>> START
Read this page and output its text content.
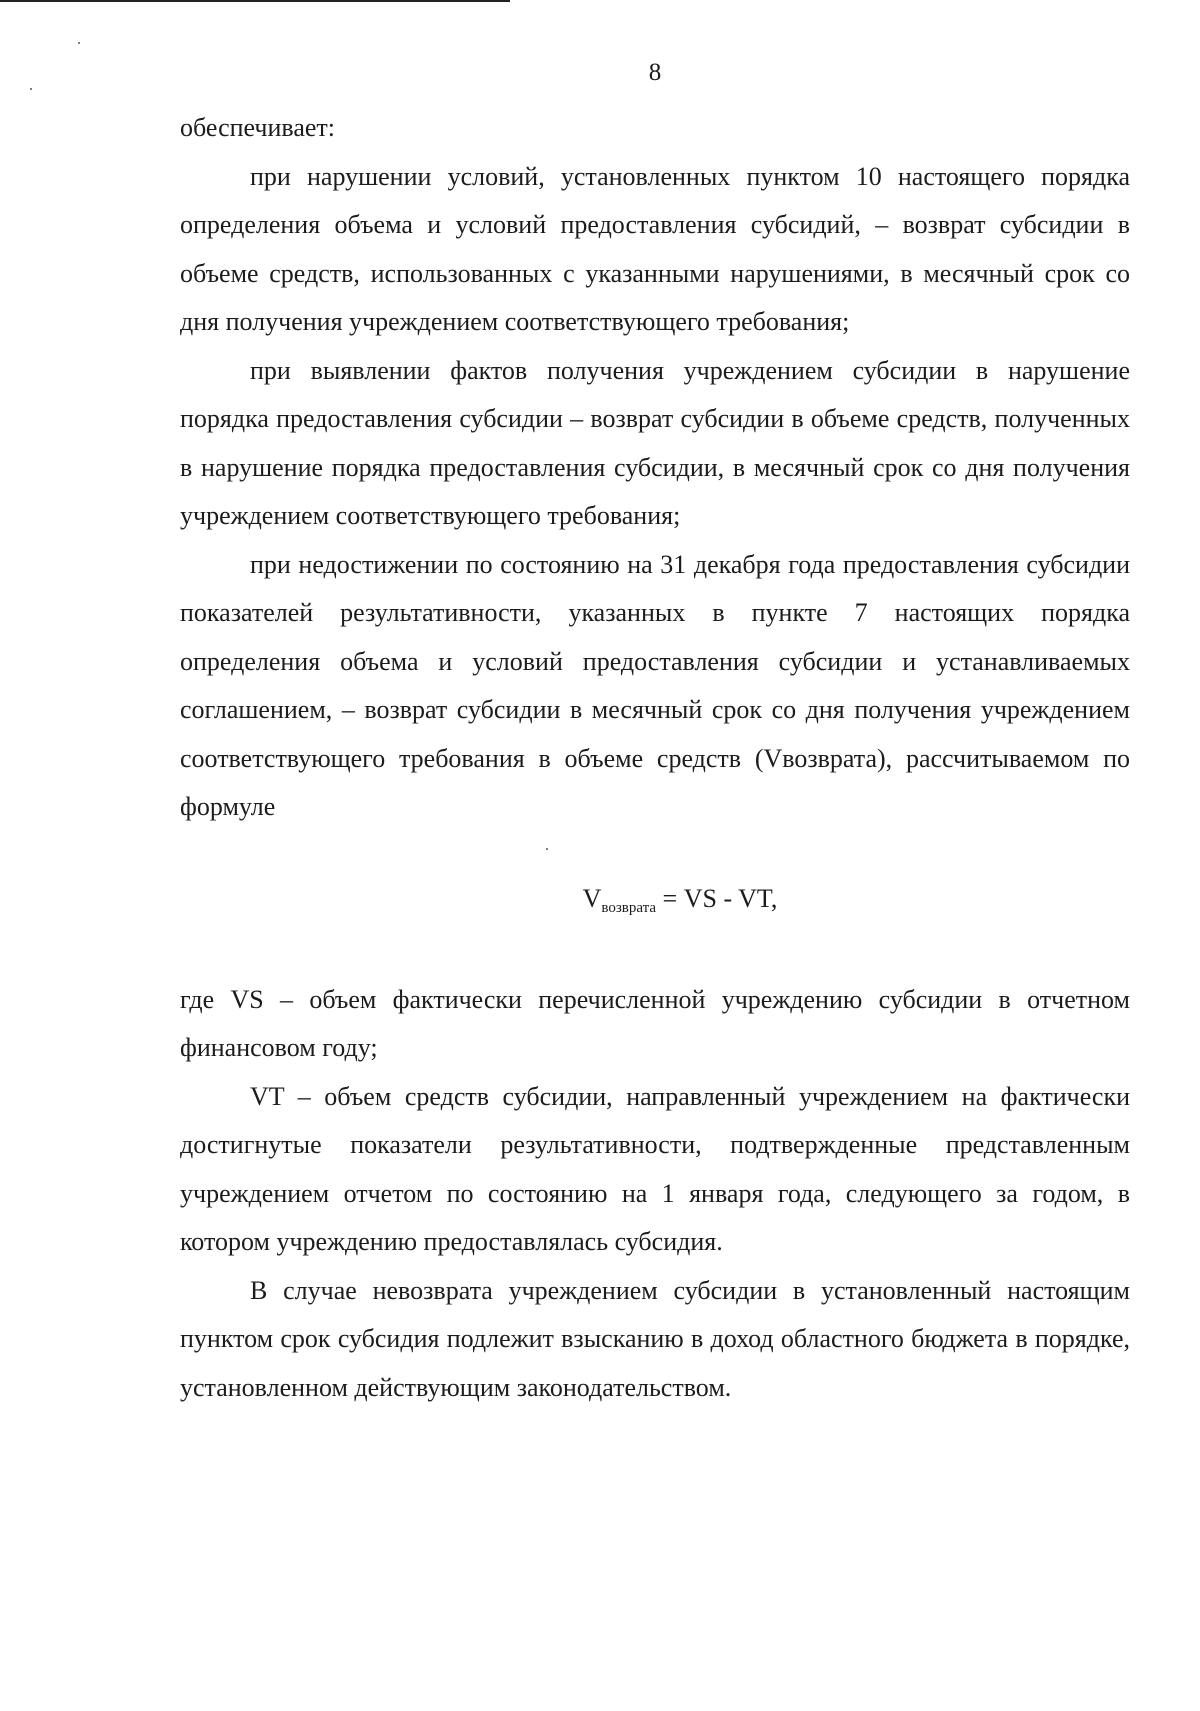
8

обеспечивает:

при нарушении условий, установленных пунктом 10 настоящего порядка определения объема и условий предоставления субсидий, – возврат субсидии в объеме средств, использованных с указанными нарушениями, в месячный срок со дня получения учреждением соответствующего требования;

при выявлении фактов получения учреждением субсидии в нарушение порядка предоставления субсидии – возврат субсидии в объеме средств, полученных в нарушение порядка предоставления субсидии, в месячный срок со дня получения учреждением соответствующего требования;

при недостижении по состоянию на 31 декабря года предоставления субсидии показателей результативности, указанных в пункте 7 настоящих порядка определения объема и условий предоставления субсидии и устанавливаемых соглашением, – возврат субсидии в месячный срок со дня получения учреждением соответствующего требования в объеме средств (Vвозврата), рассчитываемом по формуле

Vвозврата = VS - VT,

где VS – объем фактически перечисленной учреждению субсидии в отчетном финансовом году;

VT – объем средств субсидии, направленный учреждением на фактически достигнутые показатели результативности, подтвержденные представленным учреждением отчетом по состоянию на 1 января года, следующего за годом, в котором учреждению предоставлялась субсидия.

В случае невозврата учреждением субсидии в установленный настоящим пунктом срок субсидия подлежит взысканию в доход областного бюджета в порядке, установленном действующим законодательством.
>> END
>> START
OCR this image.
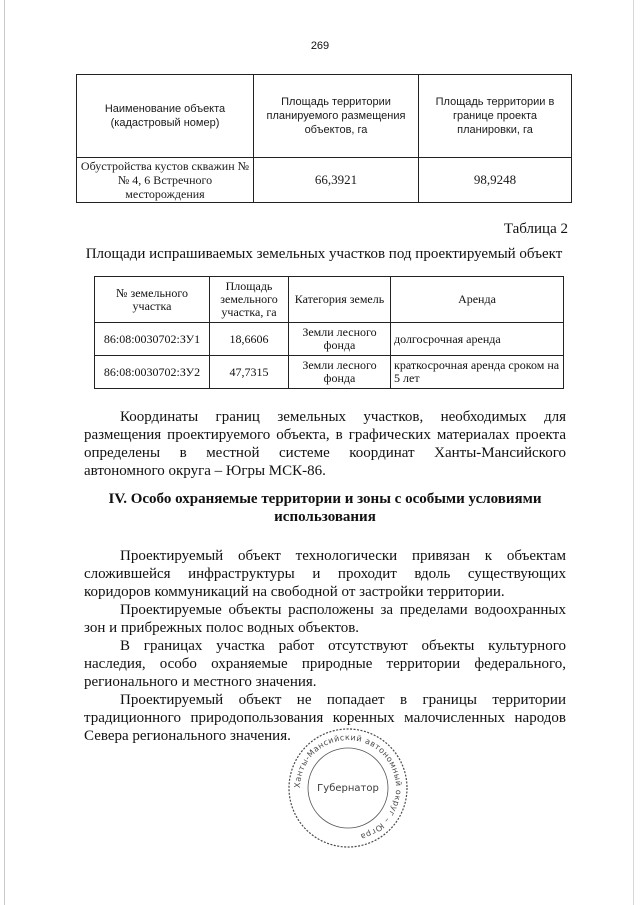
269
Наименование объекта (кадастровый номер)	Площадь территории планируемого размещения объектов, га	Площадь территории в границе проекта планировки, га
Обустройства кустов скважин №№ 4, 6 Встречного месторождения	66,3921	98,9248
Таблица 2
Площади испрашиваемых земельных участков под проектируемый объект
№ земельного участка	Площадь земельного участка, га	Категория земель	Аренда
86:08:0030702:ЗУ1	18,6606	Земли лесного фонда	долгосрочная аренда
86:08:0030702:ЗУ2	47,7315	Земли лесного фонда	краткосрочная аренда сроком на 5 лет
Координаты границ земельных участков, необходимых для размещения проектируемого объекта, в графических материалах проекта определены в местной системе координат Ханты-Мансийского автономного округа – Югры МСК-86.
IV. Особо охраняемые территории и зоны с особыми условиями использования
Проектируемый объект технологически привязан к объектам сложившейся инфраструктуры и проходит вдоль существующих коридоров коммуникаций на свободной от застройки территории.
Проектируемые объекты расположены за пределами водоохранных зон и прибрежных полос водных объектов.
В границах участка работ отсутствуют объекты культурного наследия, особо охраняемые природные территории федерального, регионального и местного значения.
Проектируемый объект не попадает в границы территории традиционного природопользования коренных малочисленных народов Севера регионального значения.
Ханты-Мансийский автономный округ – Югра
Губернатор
>> END
**PROBLEM TO SOLVE**
Point out every line holding the string "участка" and copy it.

**FINISHED EXERCISE**
№ земельного участка	Площадь земельного участка, га	Категория земель	Аренда
В границах участка работ отсутствуют объекты культурного наследия, особо охраняемые природные территории федерального, регионального и местного значения.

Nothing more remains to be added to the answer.